> **Exercise details**: Write out all lines holding the word "cases".

-=-=-=-=-

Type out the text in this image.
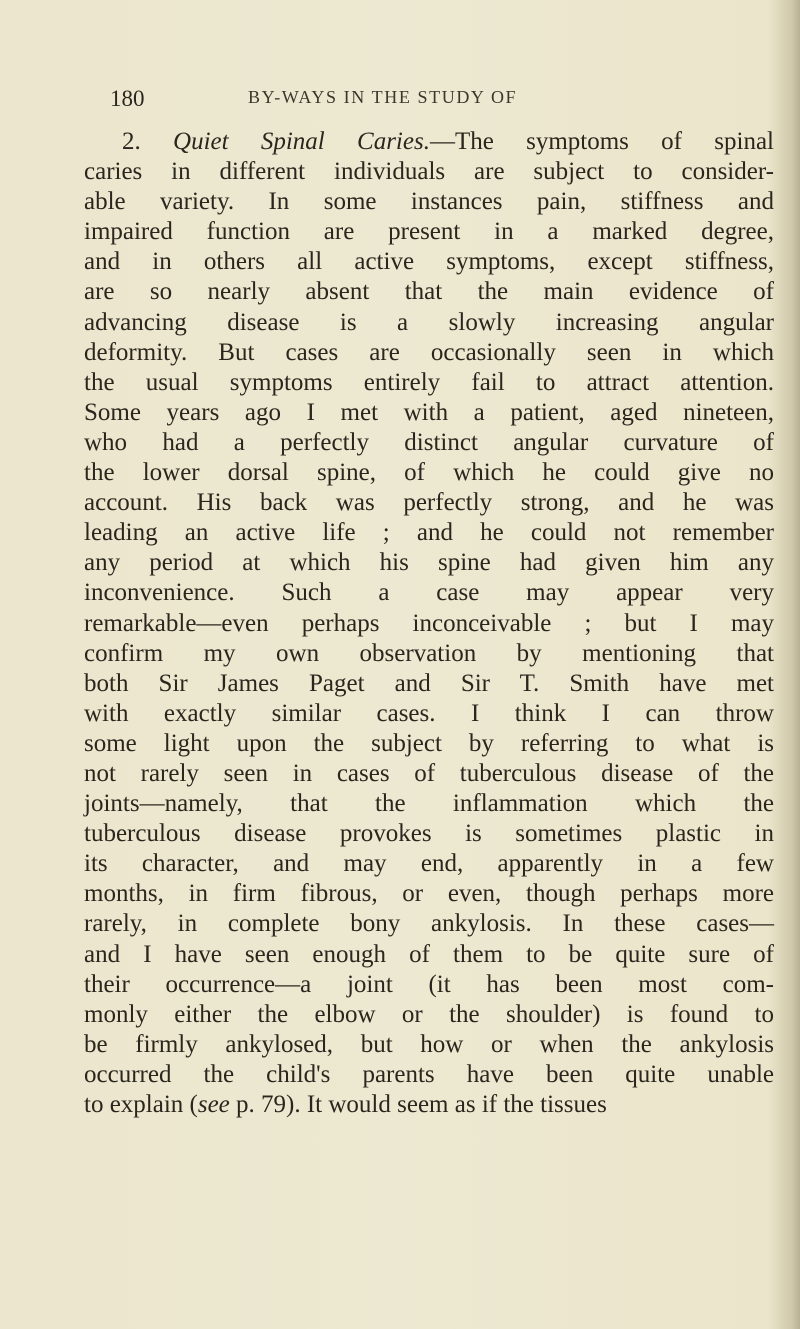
180	BY-WAYS IN THE STUDY OF
2. Quiet Spinal Caries.—The symptoms of spinal
caries in different individuals are subject to consider-
able variety. In some instances pain, stiffness and
impaired function are present in a marked degree,
and in others all active symptoms, except stiffness,
are so nearly absent that the main evidence of
advancing disease is a slowly increasing angular
deformity. But cases are occasionally seen in which
the usual symptoms entirely fail to attract attention.
Some years ago I met with a patient, aged nineteen,
who had a perfectly distinct angular curvature of
the lower dorsal spine, of which he could give no
account. His back was perfectly strong, and he was
leading an active life ; and he could not remember
any period at which his spine had given him any
inconvenience. Such a case may appear very
remarkable—even perhaps inconceivable ; but I may
confirm my own observation by mentioning that
both Sir James Paget and Sir T. Smith have met
with exactly similar cases. I think I can throw
some light upon the subject by referring to what is
not rarely seen in cases of tuberculous disease of the
joints—namely, that the inflammation which the
tuberculous disease provokes is sometimes plastic in
its character, and may end, apparently in a few
months, in firm fibrous, or even, though perhaps more
rarely, in complete bony ankylosis. In these cases—
and I have seen enough of them to be quite sure of
their occurrence—a joint (it has been most com-
monly either the elbow or the shoulder) is found to
be firmly ankylosed, but how or when the ankylosis
occurred the child's parents have been quite unable
to explain (see p. 79). It would seem as if the tissues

-=-=-=-=-

> **Result of this exercise**:
deformity. But cases are occasionally seen in which
with exactly similar cases. I think I can throw
not rarely seen in cases of tuberculous disease of the
rarely, in complete bony ankylosis. In these cases—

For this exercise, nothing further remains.